_STATED GOAL:_ Tally every line of the listing below that holds "control", then give the tally alone.

Entries from a dataset
[BEGIN]

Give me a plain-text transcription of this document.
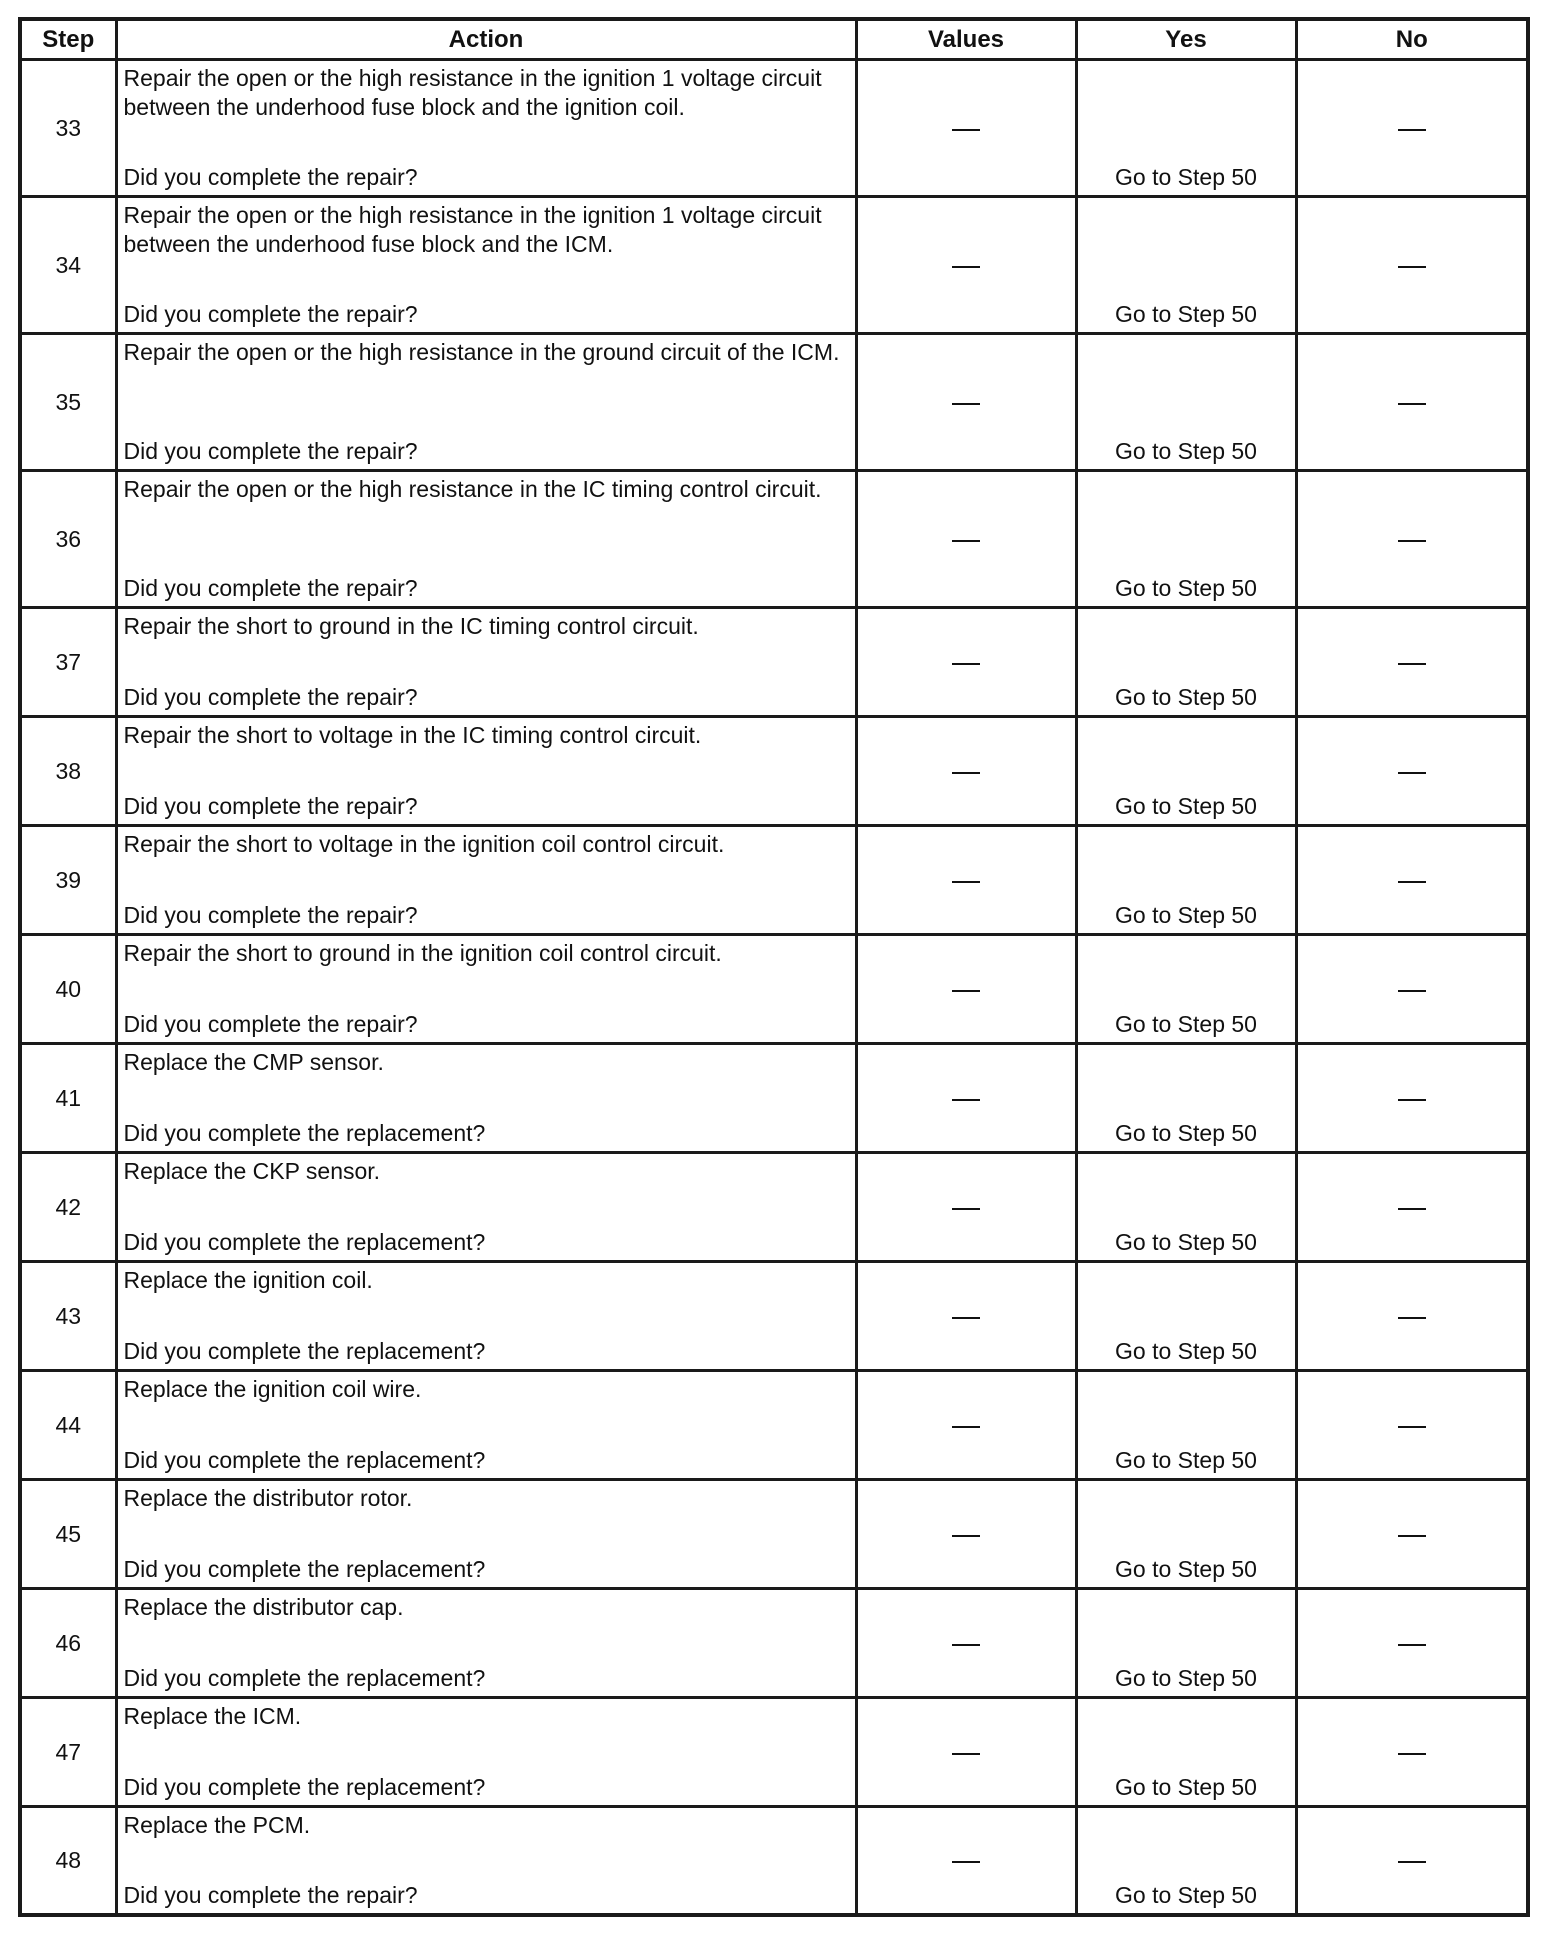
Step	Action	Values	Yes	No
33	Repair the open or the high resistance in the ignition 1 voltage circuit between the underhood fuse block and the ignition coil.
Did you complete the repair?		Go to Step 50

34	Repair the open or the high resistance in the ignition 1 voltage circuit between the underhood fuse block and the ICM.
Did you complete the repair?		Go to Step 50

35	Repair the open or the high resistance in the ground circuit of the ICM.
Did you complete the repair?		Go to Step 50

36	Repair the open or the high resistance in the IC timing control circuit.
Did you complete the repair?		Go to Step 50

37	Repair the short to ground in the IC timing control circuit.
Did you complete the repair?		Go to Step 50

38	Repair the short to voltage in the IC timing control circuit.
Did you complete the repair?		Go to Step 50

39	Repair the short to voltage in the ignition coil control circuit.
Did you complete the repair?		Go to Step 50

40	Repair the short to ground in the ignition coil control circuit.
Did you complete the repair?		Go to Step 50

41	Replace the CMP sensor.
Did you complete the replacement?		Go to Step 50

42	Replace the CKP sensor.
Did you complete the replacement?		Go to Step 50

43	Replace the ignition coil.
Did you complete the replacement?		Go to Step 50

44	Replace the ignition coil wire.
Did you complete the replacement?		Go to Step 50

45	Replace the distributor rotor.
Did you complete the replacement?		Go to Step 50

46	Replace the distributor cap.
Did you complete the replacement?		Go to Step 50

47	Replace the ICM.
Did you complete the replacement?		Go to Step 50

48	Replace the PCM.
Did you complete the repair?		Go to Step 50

[END]

_TASK ANSWER:_ 5